Begin Material for this task
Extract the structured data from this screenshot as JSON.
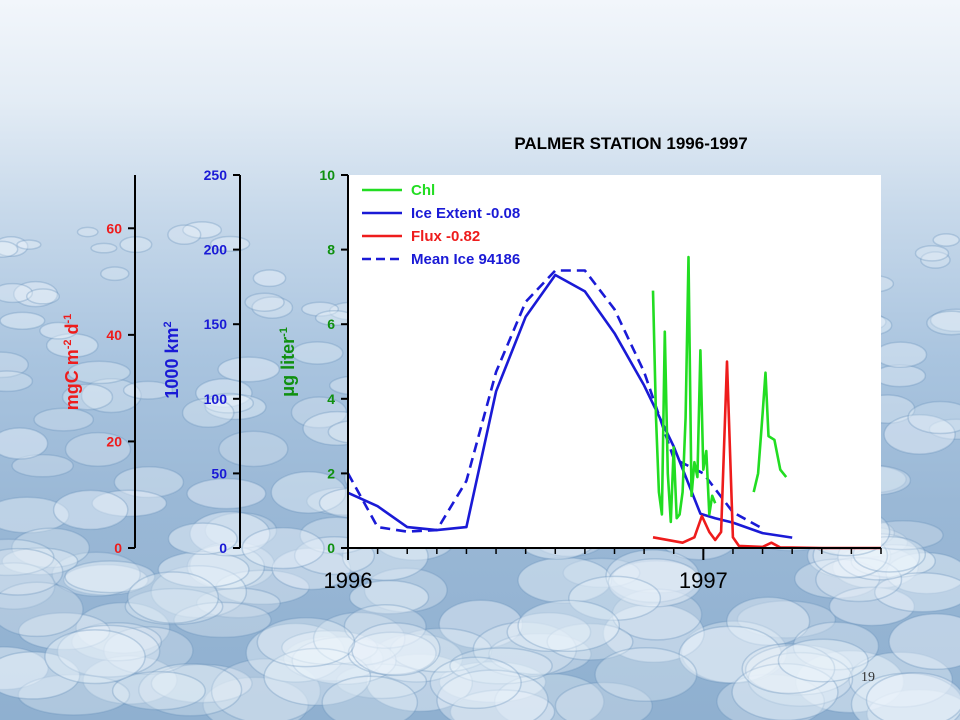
{
  "slide": {
    "page_number": "19"
  },
  "colors": {
    "chl": "#22dd22",
    "ice": "#1a1ad6",
    "flux": "#ee1c1c",
    "axis": "#000000"
  },
  "chart_data": {
    "type": "line",
    "title": "PALMER STATION 1996-1997",
    "x_axis": {
      "tick_labels": [
        "1996",
        "1997"
      ],
      "tick_values": [
        0,
        12
      ],
      "range": [
        0,
        18
      ]
    },
    "y_axes": [
      {
        "id": "flux",
        "label_main": "mgC m",
        "label_sup1": "-2",
        "label_mid": " d",
        "label_sup2": "-1",
        "range": [
          0,
          70
        ],
        "ticks": [
          0,
          20,
          40,
          60
        ],
        "color": "#ee1c1c"
      },
      {
        "id": "ice",
        "label_main": "1000 km",
        "label_sup1": "2",
        "label_mid": "",
        "label_sup2": "",
        "range": [
          0,
          250
        ],
        "ticks": [
          0,
          50,
          100,
          150,
          200,
          250
        ],
        "color": "#1a1ad6"
      },
      {
        "id": "chl",
        "label_main": "μg liter",
        "label_sup1": "-1",
        "label_mid": "",
        "label_sup2": "",
        "range": [
          0,
          10
        ],
        "ticks": [
          0,
          2,
          4,
          6,
          8,
          10
        ],
        "color": "#109010"
      }
    ],
    "legend": [
      {
        "label": "Chl",
        "series": "chl"
      },
      {
        "label": "Ice Extent  -0.08",
        "series": "ice_extent"
      },
      {
        "label": "Flux   -0.82",
        "series": "flux"
      },
      {
        "label": "Mean Ice  94186",
        "series": "mean_ice"
      }
    ],
    "legend_position": "top-left",
    "series": [
      {
        "id": "ice_extent",
        "axis": "ice",
        "color": "#1a1ad6",
        "dashed": false,
        "x": [
          0,
          1,
          2,
          3,
          4,
          5,
          6,
          7,
          8,
          9,
          10,
          11,
          11.9,
          12.4,
          13,
          14,
          15
        ],
        "y": [
          37,
          28,
          14,
          12,
          14,
          105,
          155,
          183,
          172,
          144,
          109,
          68,
          23,
          20,
          17,
          10,
          7
        ]
      },
      {
        "id": "mean_ice",
        "axis": "ice",
        "color": "#1a1ad6",
        "dashed": true,
        "x": [
          0,
          1,
          2,
          3,
          4,
          5,
          6,
          7,
          8,
          9,
          10,
          11,
          12,
          13,
          14
        ],
        "y": [
          50,
          14,
          11,
          12,
          45,
          118,
          165,
          186,
          186,
          160,
          118,
          60,
          50,
          24,
          13
        ]
      },
      {
        "id": "flux",
        "axis": "flux",
        "color": "#ee1c1c",
        "dashed": false,
        "x": [
          10.3,
          11.3,
          11.7,
          11.95,
          12.2,
          12.4,
          12.6,
          12.8,
          13,
          13.2,
          14,
          14.3,
          14.6,
          15,
          16,
          18
        ],
        "y": [
          2,
          1,
          2,
          6,
          3,
          1.5,
          3,
          35,
          2,
          0.4,
          0.2,
          1,
          0.1,
          0.1,
          0,
          0
        ]
      },
      {
        "id": "chl",
        "axis": "chl",
        "color": "#22dd22",
        "dashed": false,
        "x": [
          10.3,
          10.4,
          10.5,
          10.6,
          10.7,
          10.8,
          10.9,
          11.0,
          11.1,
          11.2,
          11.3,
          11.4,
          11.5,
          11.6,
          11.7,
          11.8,
          11.9,
          12.0,
          12.1,
          12.2,
          12.3,
          12.4
        ],
        "y": [
          6.9,
          3.5,
          1.5,
          0.9,
          5.8,
          2.0,
          0.7,
          2.7,
          0.8,
          0.9,
          1.5,
          3.5,
          7.8,
          1.4,
          2.3,
          1.9,
          5.3,
          2.1,
          2.6,
          0.9,
          1.4,
          1.2
        ]
      },
      {
        "id": "chl_late",
        "axis": "chl",
        "color": "#22dd22",
        "dashed": false,
        "x": [
          13.7,
          13.85,
          14.0,
          14.1,
          14.2,
          14.4,
          14.6,
          14.8
        ],
        "y": [
          1.5,
          2.0,
          3.6,
          4.7,
          3.0,
          2.9,
          2.1,
          1.9
        ]
      }
    ]
  }
}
End Material for this task
**What needs to be done**: Transcribe each line above verbatim, with the pictures left out.

**Reply**:
Extract the structured data from this screenshot as JSON.
{
  "slide": {
    "page_number": "19"
  },
  "colors": {
    "chl": "#22dd22",
    "ice": "#1a1ad6",
    "flux": "#ee1c1c",
    "axis": "#000000"
  },
  "chart_data": {
    "type": "line",
    "title": "PALMER STATION 1996-1997",
    "x_axis": {
      "tick_labels": [
        "1996",
        "1997"
      ],
      "tick_values": [
        0,
        12
      ],
      "range": [
        0,
        18
      ]
    },
    "y_axes": [
      {
        "id": "flux",
        "label_main": "mgC m",
        "label_sup1": "-2",
        "label_mid": " d",
        "label_sup2": "-1",
        "range": [
          0,
          70
        ],
        "ticks": [
          0,
          20,
          40,
          60
        ],
        "color": "#ee1c1c"
      },
      {
        "id": "ice",
        "label_main": "1000 km",
        "label_sup1": "2",
        "label_mid": "",
        "label_sup2": "",
        "range": [
          0,
          250
        ],
        "ticks": [
          0,
          50,
          100,
          150,
          200,
          250
        ],
        "color": "#1a1ad6"
      },
      {
        "id": "chl",
        "label_main": "μg liter",
        "label_sup1": "-1",
        "label_mid": "",
        "label_sup2": "",
        "range": [
          0,
          10
        ],
        "ticks": [
          0,
          2,
          4,
          6,
          8,
          10
        ],
        "color": "#109010"
      }
    ],
    "legend": [
      {
        "label": "Chl",
        "series": "chl"
      },
      {
        "label": "Ice Extent  -0.08",
        "series": "ice_extent"
      },
      {
        "label": "Flux   -0.82",
        "series": "flux"
      },
      {
        "label": "Mean Ice  94186",
        "series": "mean_ice"
      }
    ],
    "legend_position": "top-left",
    "series": [
      {
        "id": "ice_extent",
        "axis": "ice",
        "color": "#1a1ad6",
        "dashed": false,
        "x": [
          0,
          1,
          2,
          3,
          4,
          5,
          6,
          7,
          8,
          9,
          10,
          11,
          11.9,
          12.4,
          13,
          14,
          15
        ],
        "y": [
          37,
          28,
          14,
          12,
          14,
          105,
          155,
          183,
          172,
          144,
          109,
          68,
          23,
          20,
          17,
          10,
          7
        ]
      },
      {
        "id": "mean_ice",
        "axis": "ice",
        "color": "#1a1ad6",
        "dashed": true,
        "x": [
          0,
          1,
          2,
          3,
          4,
          5,
          6,
          7,
          8,
          9,
          10,
          11,
          12,
          13,
          14
        ],
        "y": [
          50,
          14,
          11,
          12,
          45,
          118,
          165,
          186,
          186,
          160,
          118,
          60,
          50,
          24,
          13
        ]
      },
      {
        "id": "flux",
        "axis": "flux",
        "color": "#ee1c1c",
        "dashed": false,
        "x": [
          10.3,
          11.3,
          11.7,
          11.95,
          12.2,
          12.4,
          12.6,
          12.8,
          13,
          13.2,
          14,
          14.3,
          14.6,
          15,
          16,
          18
        ],
        "y": [
          2,
          1,
          2,
          6,
          3,
          1.5,
          3,
          35,
          2,
          0.4,
          0.2,
          1,
          0.1,
          0.1,
          0,
          0
        ]
      },
      {
        "id": "chl",
        "axis": "chl",
        "color": "#22dd22",
        "dashed": false,
        "x": [
          10.3,
          10.4,
          10.5,
          10.6,
          10.7,
          10.8,
          10.9,
          11.0,
          11.1,
          11.2,
          11.3,
          11.4,
          11.5,
          11.6,
          11.7,
          11.8,
          11.9,
          12.0,
          12.1,
          12.2,
          12.3,
          12.4
        ],
        "y": [
          6.9,
          3.5,
          1.5,
          0.9,
          5.8,
          2.0,
          0.7,
          2.7,
          0.8,
          0.9,
          1.5,
          3.5,
          7.8,
          1.4,
          2.3,
          1.9,
          5.3,
          2.1,
          2.6,
          0.9,
          1.4,
          1.2
        ]
      },
      {
        "id": "chl_late",
        "axis": "chl",
        "color": "#22dd22",
        "dashed": false,
        "x": [
          13.7,
          13.85,
          14.0,
          14.1,
          14.2,
          14.4,
          14.6,
          14.8
        ],
        "y": [
          1.5,
          2.0,
          3.6,
          4.7,
          3.0,
          2.9,
          2.1,
          1.9
        ]
      }
    ]
  }
}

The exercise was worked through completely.